> [WRITTEN TASK] State only how many lines below include the string "Total".

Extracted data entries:
#####

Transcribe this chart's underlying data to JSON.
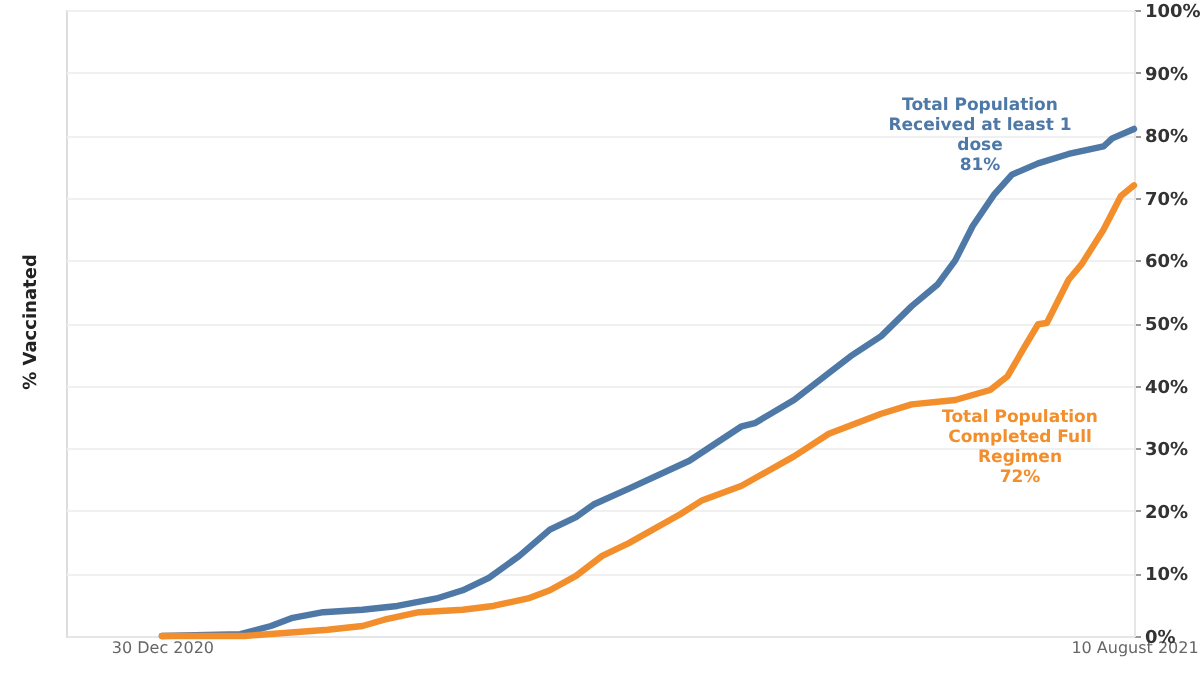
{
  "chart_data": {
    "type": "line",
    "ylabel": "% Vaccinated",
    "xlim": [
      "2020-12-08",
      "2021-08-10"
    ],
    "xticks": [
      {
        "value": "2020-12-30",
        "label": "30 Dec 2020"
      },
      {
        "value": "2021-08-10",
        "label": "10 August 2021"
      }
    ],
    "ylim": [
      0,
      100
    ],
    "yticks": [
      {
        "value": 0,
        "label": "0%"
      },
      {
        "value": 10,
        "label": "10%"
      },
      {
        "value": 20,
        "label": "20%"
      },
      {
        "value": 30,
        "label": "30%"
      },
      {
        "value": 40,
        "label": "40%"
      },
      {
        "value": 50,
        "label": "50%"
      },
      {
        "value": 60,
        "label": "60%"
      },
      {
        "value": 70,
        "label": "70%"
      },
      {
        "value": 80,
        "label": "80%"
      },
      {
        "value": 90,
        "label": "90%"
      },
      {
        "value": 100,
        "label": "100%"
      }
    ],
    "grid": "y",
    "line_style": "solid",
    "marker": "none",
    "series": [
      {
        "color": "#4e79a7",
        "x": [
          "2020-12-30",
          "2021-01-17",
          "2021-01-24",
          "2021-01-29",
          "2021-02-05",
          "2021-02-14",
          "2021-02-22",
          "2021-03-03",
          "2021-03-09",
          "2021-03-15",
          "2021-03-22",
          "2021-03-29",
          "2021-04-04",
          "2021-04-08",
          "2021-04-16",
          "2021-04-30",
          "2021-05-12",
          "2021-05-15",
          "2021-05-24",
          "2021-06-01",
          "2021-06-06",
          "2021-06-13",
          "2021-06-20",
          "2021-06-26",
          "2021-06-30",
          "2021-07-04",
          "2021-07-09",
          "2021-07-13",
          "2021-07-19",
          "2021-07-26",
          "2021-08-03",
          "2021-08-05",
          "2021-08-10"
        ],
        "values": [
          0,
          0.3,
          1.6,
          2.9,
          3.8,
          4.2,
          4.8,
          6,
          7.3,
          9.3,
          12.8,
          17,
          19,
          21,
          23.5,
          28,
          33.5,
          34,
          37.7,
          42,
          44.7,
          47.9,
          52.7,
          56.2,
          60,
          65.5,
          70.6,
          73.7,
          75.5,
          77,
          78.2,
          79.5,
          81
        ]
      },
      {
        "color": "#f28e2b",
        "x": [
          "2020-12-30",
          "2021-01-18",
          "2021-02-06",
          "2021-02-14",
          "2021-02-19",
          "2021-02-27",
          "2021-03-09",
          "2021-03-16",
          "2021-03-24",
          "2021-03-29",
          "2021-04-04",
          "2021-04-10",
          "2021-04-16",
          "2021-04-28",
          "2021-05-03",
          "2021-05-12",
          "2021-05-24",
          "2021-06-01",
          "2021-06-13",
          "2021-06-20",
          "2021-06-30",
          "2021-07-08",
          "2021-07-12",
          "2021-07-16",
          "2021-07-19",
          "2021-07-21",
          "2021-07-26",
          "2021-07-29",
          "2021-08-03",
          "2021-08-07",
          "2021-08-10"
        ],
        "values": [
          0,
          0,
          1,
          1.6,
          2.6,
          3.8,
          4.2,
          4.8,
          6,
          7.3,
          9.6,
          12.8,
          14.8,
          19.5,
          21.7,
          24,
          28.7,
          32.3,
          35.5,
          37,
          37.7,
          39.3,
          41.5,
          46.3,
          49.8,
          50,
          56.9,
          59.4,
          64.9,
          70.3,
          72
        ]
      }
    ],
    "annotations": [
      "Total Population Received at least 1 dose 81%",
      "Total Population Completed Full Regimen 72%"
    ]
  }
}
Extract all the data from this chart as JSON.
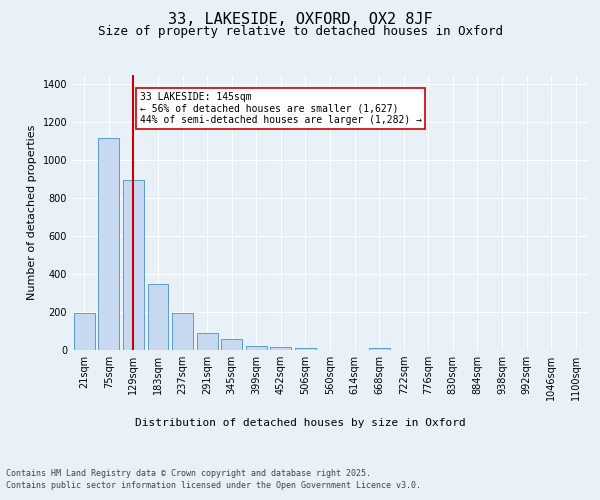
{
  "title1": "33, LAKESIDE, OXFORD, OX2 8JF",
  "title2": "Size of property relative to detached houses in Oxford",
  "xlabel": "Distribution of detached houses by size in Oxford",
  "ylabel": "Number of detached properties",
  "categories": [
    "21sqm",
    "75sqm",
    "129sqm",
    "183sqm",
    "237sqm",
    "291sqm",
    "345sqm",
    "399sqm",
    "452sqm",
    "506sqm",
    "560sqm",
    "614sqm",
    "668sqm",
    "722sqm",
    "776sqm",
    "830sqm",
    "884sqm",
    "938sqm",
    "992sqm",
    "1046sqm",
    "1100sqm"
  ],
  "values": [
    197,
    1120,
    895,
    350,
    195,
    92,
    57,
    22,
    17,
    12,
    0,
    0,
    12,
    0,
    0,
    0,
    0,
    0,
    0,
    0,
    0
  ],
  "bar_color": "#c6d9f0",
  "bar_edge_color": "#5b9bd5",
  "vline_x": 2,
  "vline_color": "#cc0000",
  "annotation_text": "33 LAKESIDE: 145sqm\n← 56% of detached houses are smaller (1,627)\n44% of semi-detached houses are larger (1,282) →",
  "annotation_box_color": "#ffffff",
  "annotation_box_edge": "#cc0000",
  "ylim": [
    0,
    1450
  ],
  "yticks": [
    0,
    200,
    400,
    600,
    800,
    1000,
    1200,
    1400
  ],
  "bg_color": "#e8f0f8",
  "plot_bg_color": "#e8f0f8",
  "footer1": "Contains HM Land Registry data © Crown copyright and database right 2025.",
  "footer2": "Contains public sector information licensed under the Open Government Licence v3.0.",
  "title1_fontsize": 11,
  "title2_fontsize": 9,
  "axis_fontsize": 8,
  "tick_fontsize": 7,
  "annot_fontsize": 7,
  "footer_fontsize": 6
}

#####

> [RESULT OF THIS TASK] 2